Input data ::

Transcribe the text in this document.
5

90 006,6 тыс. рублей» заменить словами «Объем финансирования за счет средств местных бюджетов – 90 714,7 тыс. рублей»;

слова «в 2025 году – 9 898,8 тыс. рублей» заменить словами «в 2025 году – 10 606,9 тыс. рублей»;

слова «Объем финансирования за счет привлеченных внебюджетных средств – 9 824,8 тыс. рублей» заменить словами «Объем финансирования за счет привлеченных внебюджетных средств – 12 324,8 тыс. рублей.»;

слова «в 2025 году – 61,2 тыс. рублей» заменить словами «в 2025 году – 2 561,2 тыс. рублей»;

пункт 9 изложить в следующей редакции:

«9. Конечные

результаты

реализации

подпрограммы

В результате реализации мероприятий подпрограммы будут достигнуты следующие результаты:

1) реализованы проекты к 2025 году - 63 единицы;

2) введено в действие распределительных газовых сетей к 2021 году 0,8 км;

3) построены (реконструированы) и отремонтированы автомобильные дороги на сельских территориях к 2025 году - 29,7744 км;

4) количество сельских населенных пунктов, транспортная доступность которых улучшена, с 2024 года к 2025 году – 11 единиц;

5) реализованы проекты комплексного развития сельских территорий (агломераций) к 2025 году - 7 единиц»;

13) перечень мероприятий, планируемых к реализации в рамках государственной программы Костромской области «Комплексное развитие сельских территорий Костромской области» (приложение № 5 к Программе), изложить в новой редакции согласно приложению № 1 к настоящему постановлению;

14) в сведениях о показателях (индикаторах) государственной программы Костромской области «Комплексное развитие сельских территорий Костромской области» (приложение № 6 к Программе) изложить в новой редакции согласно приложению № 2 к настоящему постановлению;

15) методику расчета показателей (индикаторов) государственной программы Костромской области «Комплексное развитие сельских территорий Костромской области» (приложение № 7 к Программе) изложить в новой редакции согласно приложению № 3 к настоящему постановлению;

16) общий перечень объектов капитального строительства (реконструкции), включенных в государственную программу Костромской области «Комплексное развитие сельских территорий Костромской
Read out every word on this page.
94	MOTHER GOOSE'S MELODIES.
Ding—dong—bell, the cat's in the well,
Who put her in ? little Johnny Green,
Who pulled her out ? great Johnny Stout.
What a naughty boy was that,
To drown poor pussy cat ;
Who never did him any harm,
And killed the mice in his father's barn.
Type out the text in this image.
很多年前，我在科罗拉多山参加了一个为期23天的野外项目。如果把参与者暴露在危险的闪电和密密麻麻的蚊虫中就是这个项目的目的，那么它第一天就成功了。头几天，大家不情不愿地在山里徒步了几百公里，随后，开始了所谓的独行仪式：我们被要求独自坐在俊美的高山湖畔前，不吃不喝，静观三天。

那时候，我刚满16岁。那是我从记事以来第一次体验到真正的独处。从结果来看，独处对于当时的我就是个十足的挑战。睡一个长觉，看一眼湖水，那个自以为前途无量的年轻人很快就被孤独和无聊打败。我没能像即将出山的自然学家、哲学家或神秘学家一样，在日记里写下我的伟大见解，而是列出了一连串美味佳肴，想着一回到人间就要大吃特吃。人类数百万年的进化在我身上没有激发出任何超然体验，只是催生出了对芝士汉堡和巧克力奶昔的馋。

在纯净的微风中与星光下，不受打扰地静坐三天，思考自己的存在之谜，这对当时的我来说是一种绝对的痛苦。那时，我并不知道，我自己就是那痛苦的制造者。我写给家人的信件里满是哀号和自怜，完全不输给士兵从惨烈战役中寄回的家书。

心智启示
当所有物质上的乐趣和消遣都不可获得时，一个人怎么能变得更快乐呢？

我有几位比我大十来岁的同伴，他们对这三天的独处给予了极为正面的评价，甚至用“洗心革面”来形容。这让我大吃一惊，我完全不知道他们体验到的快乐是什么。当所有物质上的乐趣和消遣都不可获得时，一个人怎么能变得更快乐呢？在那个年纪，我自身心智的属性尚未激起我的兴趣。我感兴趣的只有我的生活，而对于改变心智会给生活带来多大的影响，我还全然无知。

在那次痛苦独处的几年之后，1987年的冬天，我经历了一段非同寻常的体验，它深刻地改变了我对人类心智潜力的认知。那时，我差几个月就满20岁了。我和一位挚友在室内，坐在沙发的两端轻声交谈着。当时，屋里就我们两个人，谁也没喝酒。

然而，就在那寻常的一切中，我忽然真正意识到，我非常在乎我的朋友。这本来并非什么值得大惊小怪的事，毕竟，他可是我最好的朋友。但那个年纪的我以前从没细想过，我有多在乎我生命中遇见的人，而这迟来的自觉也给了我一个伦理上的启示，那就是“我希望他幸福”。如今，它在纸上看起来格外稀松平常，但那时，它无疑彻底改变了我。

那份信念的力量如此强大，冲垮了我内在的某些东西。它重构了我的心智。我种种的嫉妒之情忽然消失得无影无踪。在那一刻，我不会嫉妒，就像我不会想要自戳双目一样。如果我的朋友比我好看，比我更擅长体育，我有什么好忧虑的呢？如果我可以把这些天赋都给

What to do ::
Print out all the entries precisely as written.

Output for this exercise ::
Transcribe the text in this document.
5

90 006,6 тыс. рублей» заменить словами «Объем финансирования за счет средств местных бюджетов – 90 714,7 тыс. рублей»;

слова «в 2025 году – 9 898,8 тыс. рублей» заменить словами «в 2025 году – 10 606,9 тыс. рублей»;

слова «Объем финансирования за счет привлеченных внебюджетных средств – 9 824,8 тыс. рублей» заменить словами «Объем финансирования за счет привлеченных внебюджетных средств – 12 324,8 тыс. рублей.»;

слова «в 2025 году – 61,2 тыс. рублей» заменить словами «в 2025 году – 2 561,2 тыс. рублей»;

пункт 9 изложить в следующей редакции:

«9. Конечные

результаты

реализации

подпрограммы

В результате реализации мероприятий подпрограммы будут достигнуты следующие результаты:

1) реализованы проекты к 2025 году - 63 единицы;

2) введено в действие распределительных газовых сетей к 2021 году 0,8 км;

3) построены (реконструированы) и отремонтированы автомобильные дороги на сельских территориях к 2025 году - 29,7744 км;

4) количество сельских населенных пунктов, транспортная доступность которых улучшена, с 2024 года к 2025 году – 11 единиц;

5) реализованы проекты комплексного развития сельских территорий (агломераций) к 2025 году - 7 единиц»;

13) перечень мероприятий, планируемых к реализации в рамках государственной программы Костромской области «Комплексное развитие сельских территорий Костромской области» (приложение № 5 к Программе), изложить в новой редакции согласно приложению № 1 к настоящему постановлению;

14) в сведениях о показателях (индикаторах) государственной программы Костромской области «Комплексное развитие сельских территорий Костромской области» (приложение № 6 к Программе) изложить в новой редакции согласно приложению № 2 к настоящему постановлению;

15) методику расчета показателей (индикаторов) государственной программы Костромской области «Комплексное развитие сельских территорий Костромской области» (приложение № 7 к Программе) изложить в новой редакции согласно приложению № 3 к настоящему постановлению;

16) общий перечень объектов капитального строительства (реконструкции), включенных в государственную программу Костромской области «Комплексное развитие сельских территорий Костромской
Read out every word on this page.
94	MOTHER GOOSE'S MELODIES.
Ding—dong—bell, the cat's in the well,
Who put her in ? little Johnny Green,
Who pulled her out ? great Johnny Stout.
What a naughty boy was that,
To drown poor pussy cat ;
Who never did him any harm,
And killed the mice in his father's barn.
Type out the text in this image.
很多年前，我在科罗拉多山参加了一个为期23天的野外项目。如果把参与者暴露在危险的闪电和密密麻麻的蚊虫中就是这个项目的目的，那么它第一天就成功了。头几天，大家不情不愿地在山里徒步了几百公里，随后，开始了所谓的独行仪式：我们被要求独自坐在俊美的高山湖畔前，不吃不喝，静观三天。

那时候，我刚满16岁。那是我从记事以来第一次体验到真正的独处。从结果来看，独处对于当时的我就是个十足的挑战。睡一个长觉，看一眼湖水，那个自以为前途无量的年轻人很快就被孤独和无聊打败。我没能像即将出山的自然学家、哲学家或神秘学家一样，在日记里写下我的伟大见解，而是列出了一连串美味佳肴，想着一回到人间就要大吃特吃。人类数百万年的进化在我身上没有激发出任何超然体验，只是催生出了对芝士汉堡和巧克力奶昔的馋。

在纯净的微风中与星光下，不受打扰地静坐三天，思考自己的存在之谜，这对当时的我来说是一种绝对的痛苦。那时，我并不知道，我自己就是那痛苦的制造者。我写给家人的信件里满是哀号和自怜，完全不输给士兵从惨烈战役中寄回的家书。

心智启示
当所有物质上的乐趣和消遣都不可获得时，一个人怎么能变得更快乐呢？

我有几位比我大十来岁的同伴，他们对这三天的独处给予了极为正面的评价，甚至用“洗心革面”来形容。这让我大吃一惊，我完全不知道他们体验到的快乐是什么。当所有物质上的乐趣和消遣都不可获得时，一个人怎么能变得更快乐呢？在那个年纪，我自身心智的属性尚未激起我的兴趣。我感兴趣的只有我的生活，而对于改变心智会给生活带来多大的影响，我还全然无知。

在那次痛苦独处的几年之后，1987年的冬天，我经历了一段非同寻常的体验，它深刻地改变了我对人类心智潜力的认知。那时，我差几个月就满20岁了。我和一位挚友在室内，坐在沙发的两端轻声交谈着。当时，屋里就我们两个人，谁也没喝酒。

然而，就在那寻常的一切中，我忽然真正意识到，我非常在乎我的朋友。这本来并非什么值得大惊小怪的事，毕竟，他可是我最好的朋友。但那个年纪的我以前从没细想过，我有多在乎我生命中遇见的人，而这迟来的自觉也给了我一个伦理上的启示，那就是“我希望他幸福”。如今，它在纸上看起来格外稀松平常，但那时，它无疑彻底改变了我。

那份信念的力量如此强大，冲垮了我内在的某些东西。它重构了我的心智。我种种的嫉妒之情忽然消失得无影无踪。在那一刻，我不会嫉妒，就像我不会想要自戳双目一样。如果我的朋友比我好看，比我更擅长体育，我有什么好忧虑的呢？如果我可以把这些天赋都给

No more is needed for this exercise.